GIVEN TASK —
Retype each line exactly. Skip images.

DATASET ROWS —
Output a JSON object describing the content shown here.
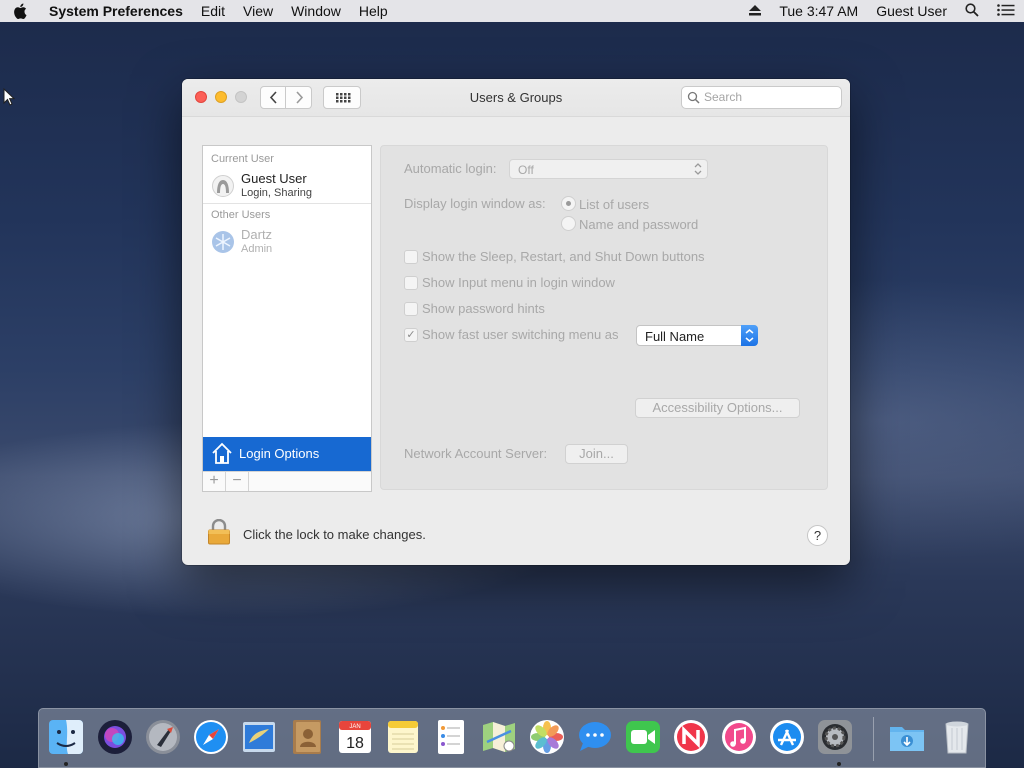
{
  "menubar": {
    "app_name": "System Preferences",
    "menus": [
      "Edit",
      "View",
      "Window",
      "Help"
    ],
    "clock": "Tue 3:47 AM",
    "user": "Guest User"
  },
  "window": {
    "title": "Users & Groups",
    "search_placeholder": "Search"
  },
  "sidebar": {
    "current_user_header": "Current User",
    "current_user": {
      "name": "Guest User",
      "role": "Login, Sharing"
    },
    "other_users_header": "Other Users",
    "other_user": {
      "name": "Dartz",
      "role": "Admin"
    },
    "login_options": "Login Options",
    "add": "+",
    "remove": "−"
  },
  "panel": {
    "automatic_login_label": "Automatic login:",
    "automatic_login_value": "Off",
    "display_label": "Display login window as:",
    "radio_list": "List of users",
    "radio_name": "Name and password",
    "cb_sleep": "Show the Sleep, Restart, and Shut Down buttons",
    "cb_input": "Show Input menu in login window",
    "cb_hints": "Show password hints",
    "cb_fast": "Show fast user switching menu as",
    "fast_value": "Full Name",
    "accessibility_button": "Accessibility Options...",
    "network_label": "Network Account Server:",
    "join_button": "Join...",
    "checkbox_checked_mark": "✓"
  },
  "footer": {
    "lock_text": "Click the lock to make changes.",
    "help": "?"
  },
  "dock": {
    "calendar_month": "JAN",
    "calendar_day": "18",
    "items": [
      "finder-icon",
      "siri-icon",
      "launchpad-icon",
      "safari-icon",
      "mail-icon",
      "contacts-icon",
      "calendar-icon",
      "notes-icon",
      "reminders-icon",
      "maps-icon",
      "photos-icon",
      "messages-icon",
      "facetime-icon",
      "news-icon",
      "music-icon",
      "app-store-icon",
      "system-preferences-icon",
      "downloads-folder-icon",
      "trash-icon"
    ]
  },
  "colors": {
    "selection_blue": "#1769d2",
    "red": "#fc5f57",
    "yellow": "#fdbc2e"
  }
}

EXERCISE RESULT —
Output a JSON object describing the content shown here.
{
  "menubar": {
    "app_name": "System Preferences",
    "menus": [
      "Edit",
      "View",
      "Window",
      "Help"
    ],
    "clock": "Tue 3:47 AM",
    "user": "Guest User"
  },
  "window": {
    "title": "Users & Groups",
    "search_placeholder": "Search"
  },
  "sidebar": {
    "current_user_header": "Current User",
    "current_user": {
      "name": "Guest User",
      "role": "Login, Sharing"
    },
    "other_users_header": "Other Users",
    "other_user": {
      "name": "Dartz",
      "role": "Admin"
    },
    "login_options": "Login Options",
    "add": "+",
    "remove": "−"
  },
  "panel": {
    "automatic_login_label": "Automatic login:",
    "automatic_login_value": "Off",
    "display_label": "Display login window as:",
    "radio_list": "List of users",
    "radio_name": "Name and password",
    "cb_sleep": "Show the Sleep, Restart, and Shut Down buttons",
    "cb_input": "Show Input menu in login window",
    "cb_hints": "Show password hints",
    "cb_fast": "Show fast user switching menu as",
    "fast_value": "Full Name",
    "accessibility_button": "Accessibility Options...",
    "network_label": "Network Account Server:",
    "join_button": "Join...",
    "checkbox_checked_mark": "✓"
  },
  "footer": {
    "lock_text": "Click the lock to make changes.",
    "help": "?"
  },
  "dock": {
    "calendar_month": "JAN",
    "calendar_day": "18",
    "items": [
      "finder-icon",
      "siri-icon",
      "launchpad-icon",
      "safari-icon",
      "mail-icon",
      "contacts-icon",
      "calendar-icon",
      "notes-icon",
      "reminders-icon",
      "maps-icon",
      "photos-icon",
      "messages-icon",
      "facetime-icon",
      "news-icon",
      "music-icon",
      "app-store-icon",
      "system-preferences-icon",
      "downloads-folder-icon",
      "trash-icon"
    ]
  },
  "colors": {
    "selection_blue": "#1769d2",
    "red": "#fc5f57",
    "yellow": "#fdbc2e"
  }
}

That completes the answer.